### Stated task
Reproduce the following material exactly, including every line.

Begin

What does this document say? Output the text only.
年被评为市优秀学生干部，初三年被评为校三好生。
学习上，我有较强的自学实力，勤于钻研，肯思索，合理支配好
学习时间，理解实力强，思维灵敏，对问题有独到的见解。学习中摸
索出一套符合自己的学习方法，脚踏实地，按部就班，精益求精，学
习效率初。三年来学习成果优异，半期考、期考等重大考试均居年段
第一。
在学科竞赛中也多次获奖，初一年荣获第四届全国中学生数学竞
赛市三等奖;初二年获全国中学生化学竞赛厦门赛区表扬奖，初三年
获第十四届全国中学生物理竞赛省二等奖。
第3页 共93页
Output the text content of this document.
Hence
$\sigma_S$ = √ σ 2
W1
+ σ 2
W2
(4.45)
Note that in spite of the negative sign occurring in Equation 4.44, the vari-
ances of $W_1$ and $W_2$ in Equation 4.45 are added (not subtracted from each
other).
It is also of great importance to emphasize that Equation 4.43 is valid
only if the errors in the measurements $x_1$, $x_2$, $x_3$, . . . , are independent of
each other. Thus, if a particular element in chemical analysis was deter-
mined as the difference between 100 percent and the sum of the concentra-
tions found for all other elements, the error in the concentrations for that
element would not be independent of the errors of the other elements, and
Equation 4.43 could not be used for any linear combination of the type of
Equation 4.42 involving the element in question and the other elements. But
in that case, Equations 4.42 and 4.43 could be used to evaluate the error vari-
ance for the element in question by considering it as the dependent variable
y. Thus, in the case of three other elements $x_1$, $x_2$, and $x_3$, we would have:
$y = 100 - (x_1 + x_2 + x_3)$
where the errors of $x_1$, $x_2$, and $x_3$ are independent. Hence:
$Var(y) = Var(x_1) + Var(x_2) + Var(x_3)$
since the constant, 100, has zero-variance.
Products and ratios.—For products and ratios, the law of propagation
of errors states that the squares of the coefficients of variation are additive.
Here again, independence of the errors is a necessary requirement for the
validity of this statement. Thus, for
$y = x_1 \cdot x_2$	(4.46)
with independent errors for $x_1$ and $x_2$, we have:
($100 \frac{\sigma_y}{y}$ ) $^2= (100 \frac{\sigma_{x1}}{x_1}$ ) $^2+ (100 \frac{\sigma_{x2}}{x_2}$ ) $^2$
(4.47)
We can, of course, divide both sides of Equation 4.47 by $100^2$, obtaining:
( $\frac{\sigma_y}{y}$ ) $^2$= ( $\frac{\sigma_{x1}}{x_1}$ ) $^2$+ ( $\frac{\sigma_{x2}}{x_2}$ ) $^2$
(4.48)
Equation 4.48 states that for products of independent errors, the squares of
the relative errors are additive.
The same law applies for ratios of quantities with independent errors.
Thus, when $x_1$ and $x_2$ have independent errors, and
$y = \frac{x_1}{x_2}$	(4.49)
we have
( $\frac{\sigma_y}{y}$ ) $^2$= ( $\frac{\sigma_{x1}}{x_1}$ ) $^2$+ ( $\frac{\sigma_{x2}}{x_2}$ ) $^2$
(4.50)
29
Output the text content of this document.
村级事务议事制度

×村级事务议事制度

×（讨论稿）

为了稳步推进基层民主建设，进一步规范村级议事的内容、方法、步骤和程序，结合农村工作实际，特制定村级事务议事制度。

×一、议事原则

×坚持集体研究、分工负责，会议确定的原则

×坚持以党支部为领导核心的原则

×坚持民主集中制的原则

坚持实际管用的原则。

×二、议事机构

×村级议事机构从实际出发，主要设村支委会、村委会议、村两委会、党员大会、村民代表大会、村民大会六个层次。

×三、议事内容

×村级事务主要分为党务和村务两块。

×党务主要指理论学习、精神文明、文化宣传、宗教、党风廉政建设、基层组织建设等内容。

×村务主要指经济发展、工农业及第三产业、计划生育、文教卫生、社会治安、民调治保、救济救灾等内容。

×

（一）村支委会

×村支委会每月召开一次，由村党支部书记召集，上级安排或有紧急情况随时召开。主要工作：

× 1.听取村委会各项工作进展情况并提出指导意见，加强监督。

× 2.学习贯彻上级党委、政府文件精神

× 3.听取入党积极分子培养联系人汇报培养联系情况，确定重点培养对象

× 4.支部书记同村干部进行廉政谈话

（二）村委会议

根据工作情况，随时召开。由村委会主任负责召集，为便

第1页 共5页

End

### Task output
What does this document say? Output the text only.
年被评为市优秀学生干部，初三年被评为校三好生。
学习上，我有较强的自学实力，勤于钻研，肯思索，合理支配好
学习时间，理解实力强，思维灵敏，对问题有独到的见解。学习中摸
索出一套符合自己的学习方法，脚踏实地，按部就班，精益求精，学
习效率初。三年来学习成果优异，半期考、期考等重大考试均居年段
第一。
在学科竞赛中也多次获奖，初一年荣获第四届全国中学生数学竞
赛市三等奖;初二年获全国中学生化学竞赛厦门赛区表扬奖，初三年
获第十四届全国中学生物理竞赛省二等奖。
第3页 共93页
Output the text content of this document.
Hence
$\sigma_S$ = √ σ 2
W1
+ σ 2
W2
(4.45)
Note that in spite of the negative sign occurring in Equation 4.44, the vari-
ances of $W_1$ and $W_2$ in Equation 4.45 are added (not subtracted from each
other).
It is also of great importance to emphasize that Equation 4.43 is valid
only if the errors in the measurements $x_1$, $x_2$, $x_3$, . . . , are independent of
each other. Thus, if a particular element in chemical analysis was deter-
mined as the difference between 100 percent and the sum of the concentra-
tions found for all other elements, the error in the concentrations for that
element would not be independent of the errors of the other elements, and
Equation 4.43 could not be used for any linear combination of the type of
Equation 4.42 involving the element in question and the other elements. But
in that case, Equations 4.42 and 4.43 could be used to evaluate the error vari-
ance for the element in question by considering it as the dependent variable
y. Thus, in the case of three other elements $x_1$, $x_2$, and $x_3$, we would have:
$y = 100 - (x_1 + x_2 + x_3)$
where the errors of $x_1$, $x_2$, and $x_3$ are independent. Hence:
$Var(y) = Var(x_1) + Var(x_2) + Var(x_3)$
since the constant, 100, has zero-variance.
Products and ratios.—For products and ratios, the law of propagation
of errors states that the squares of the coefficients of variation are additive.
Here again, independence of the errors is a necessary requirement for the
validity of this statement. Thus, for
$y = x_1 \cdot x_2$	(4.46)
with independent errors for $x_1$ and $x_2$, we have:
($100 \frac{\sigma_y}{y}$ ) $^2= (100 \frac{\sigma_{x1}}{x_1}$ ) $^2+ (100 \frac{\sigma_{x2}}{x_2}$ ) $^2$
(4.47)
We can, of course, divide both sides of Equation 4.47 by $100^2$, obtaining:
( $\frac{\sigma_y}{y}$ ) $^2$= ( $\frac{\sigma_{x1}}{x_1}$ ) $^2$+ ( $\frac{\sigma_{x2}}{x_2}$ ) $^2$
(4.48)
Equation 4.48 states that for products of independent errors, the squares of
the relative errors are additive.
The same law applies for ratios of quantities with independent errors.
Thus, when $x_1$ and $x_2$ have independent errors, and
$y = \frac{x_1}{x_2}$	(4.49)
we have
( $\frac{\sigma_y}{y}$ ) $^2$= ( $\frac{\sigma_{x1}}{x_1}$ ) $^2$+ ( $\frac{\sigma_{x2}}{x_2}$ ) $^2$
(4.50)
29
Output the text content of this document.
村级事务议事制度

×村级事务议事制度

×（讨论稿）

为了稳步推进基层民主建设，进一步规范村级议事的内容、方法、步骤和程序，结合农村工作实际，特制定村级事务议事制度。

×一、议事原则

×坚持集体研究、分工负责，会议确定的原则

×坚持以党支部为领导核心的原则

×坚持民主集中制的原则

坚持实际管用的原则。

×二、议事机构

×村级议事机构从实际出发，主要设村支委会、村委会议、村两委会、党员大会、村民代表大会、村民大会六个层次。

×三、议事内容

×村级事务主要分为党务和村务两块。

×党务主要指理论学习、精神文明、文化宣传、宗教、党风廉政建设、基层组织建设等内容。

×村务主要指经济发展、工农业及第三产业、计划生育、文教卫生、社会治安、民调治保、救济救灾等内容。

×

（一）村支委会

×村支委会每月召开一次，由村党支部书记召集，上级安排或有紧急情况随时召开。主要工作：

× 1.听取村委会各项工作进展情况并提出指导意见，加强监督。

× 2.学习贯彻上级党委、政府文件精神

× 3.听取入党积极分子培养联系人汇报培养联系情况，确定重点培养对象

× 4.支部书记同村干部进行廉政谈话

（二）村委会议

根据工作情况，随时召开。由村委会主任负责召集，为便

第1页 共5页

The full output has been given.